[Structured figure records]
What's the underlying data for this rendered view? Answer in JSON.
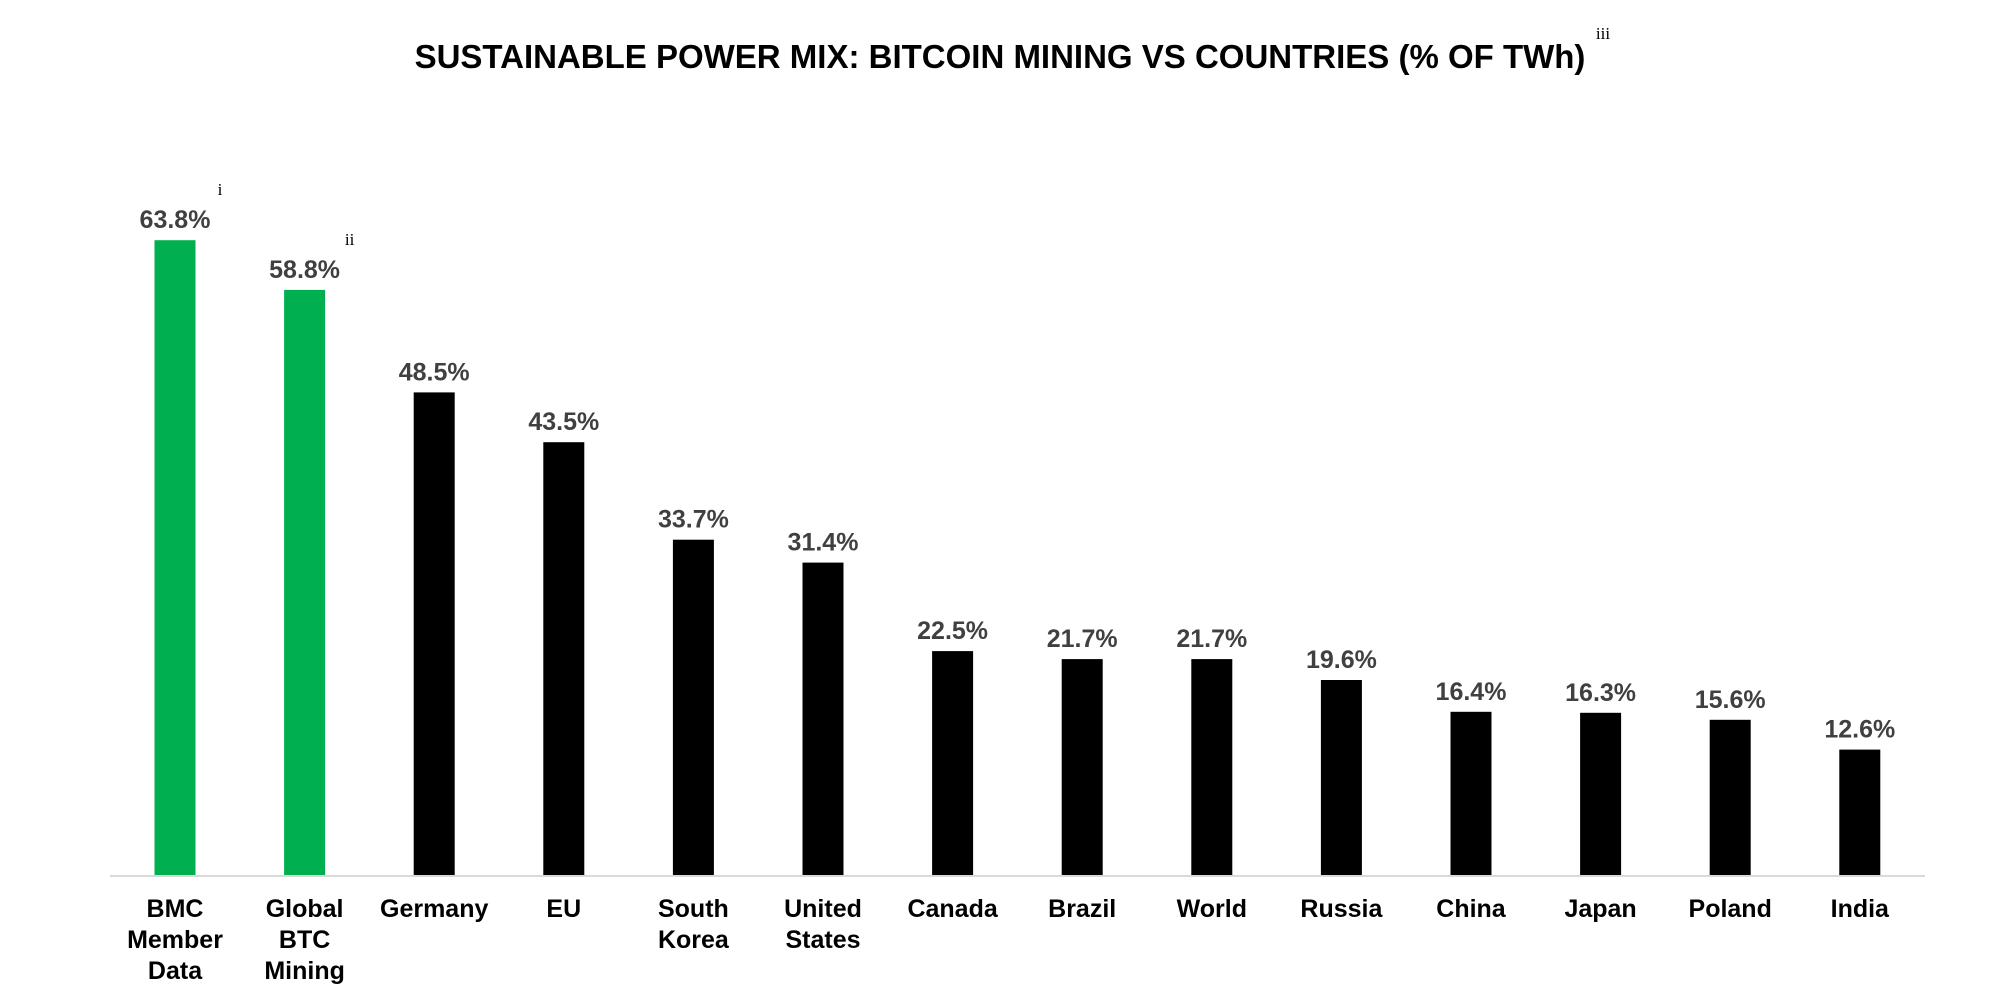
{
  "chart_data": {
    "type": "bar",
    "title": "SUSTAINABLE POWER MIX: BITCOIN MINING VS COUNTRIES (% OF TWh)",
    "title_footnote": "iii",
    "categories": [
      [
        "BMC",
        "Member",
        "Data"
      ],
      [
        "Global",
        "BTC",
        "Mining"
      ],
      [
        "Germany"
      ],
      [
        "EU"
      ],
      [
        "South",
        "Korea"
      ],
      [
        "United",
        "States"
      ],
      [
        "Canada"
      ],
      [
        "Brazil"
      ],
      [
        "World"
      ],
      [
        "Russia"
      ],
      [
        "China"
      ],
      [
        "Japan"
      ],
      [
        "Poland"
      ],
      [
        "India"
      ]
    ],
    "values": [
      63.8,
      58.8,
      48.5,
      43.5,
      33.7,
      31.4,
      22.5,
      21.7,
      21.7,
      19.6,
      16.4,
      16.3,
      15.6,
      12.6
    ],
    "value_labels": [
      "63.8%",
      "58.8%",
      "48.5%",
      "43.5%",
      "33.7%",
      "31.4%",
      "22.5%",
      "21.7%",
      "21.7%",
      "19.6%",
      "16.4%",
      "16.3%",
      "15.6%",
      "12.6%"
    ],
    "label_footnotes": [
      "i",
      "ii",
      "",
      "",
      "",
      "",
      "",
      "",
      "",
      "",
      "",
      "",
      "",
      ""
    ],
    "bar_colors": [
      "#00b050",
      "#00b050",
      "#000000",
      "#000000",
      "#000000",
      "#000000",
      "#000000",
      "#000000",
      "#000000",
      "#000000",
      "#000000",
      "#000000",
      "#000000",
      "#000000"
    ],
    "ylim": [
      0,
      70
    ],
    "xlabel": "",
    "ylabel": "",
    "grid": false,
    "legend": "none",
    "colors": {
      "highlight": "#00b050",
      "default": "#000000",
      "value_label": "#404040",
      "axis": "#d9d9d9"
    }
  }
}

## INSTRUCTIONS FOR THE TASK:
Return every line of the records exactly as given, pictures excluded.

## EXPECTED ANSWER:
What's the underlying data for this rendered view? Answer in JSON.
{
  "chart_data": {
    "type": "bar",
    "title": "SUSTAINABLE POWER MIX: BITCOIN MINING VS COUNTRIES (% OF TWh)",
    "title_footnote": "iii",
    "categories": [
      [
        "BMC",
        "Member",
        "Data"
      ],
      [
        "Global",
        "BTC",
        "Mining"
      ],
      [
        "Germany"
      ],
      [
        "EU"
      ],
      [
        "South",
        "Korea"
      ],
      [
        "United",
        "States"
      ],
      [
        "Canada"
      ],
      [
        "Brazil"
      ],
      [
        "World"
      ],
      [
        "Russia"
      ],
      [
        "China"
      ],
      [
        "Japan"
      ],
      [
        "Poland"
      ],
      [
        "India"
      ]
    ],
    "values": [
      63.8,
      58.8,
      48.5,
      43.5,
      33.7,
      31.4,
      22.5,
      21.7,
      21.7,
      19.6,
      16.4,
      16.3,
      15.6,
      12.6
    ],
    "value_labels": [
      "63.8%",
      "58.8%",
      "48.5%",
      "43.5%",
      "33.7%",
      "31.4%",
      "22.5%",
      "21.7%",
      "21.7%",
      "19.6%",
      "16.4%",
      "16.3%",
      "15.6%",
      "12.6%"
    ],
    "label_footnotes": [
      "i",
      "ii",
      "",
      "",
      "",
      "",
      "",
      "",
      "",
      "",
      "",
      "",
      "",
      ""
    ],
    "bar_colors": [
      "#00b050",
      "#00b050",
      "#000000",
      "#000000",
      "#000000",
      "#000000",
      "#000000",
      "#000000",
      "#000000",
      "#000000",
      "#000000",
      "#000000",
      "#000000",
      "#000000"
    ],
    "ylim": [
      0,
      70
    ],
    "xlabel": "",
    "ylabel": "",
    "grid": false,
    "legend": "none",
    "colors": {
      "highlight": "#00b050",
      "default": "#000000",
      "value_label": "#404040",
      "axis": "#d9d9d9"
    }
  }
}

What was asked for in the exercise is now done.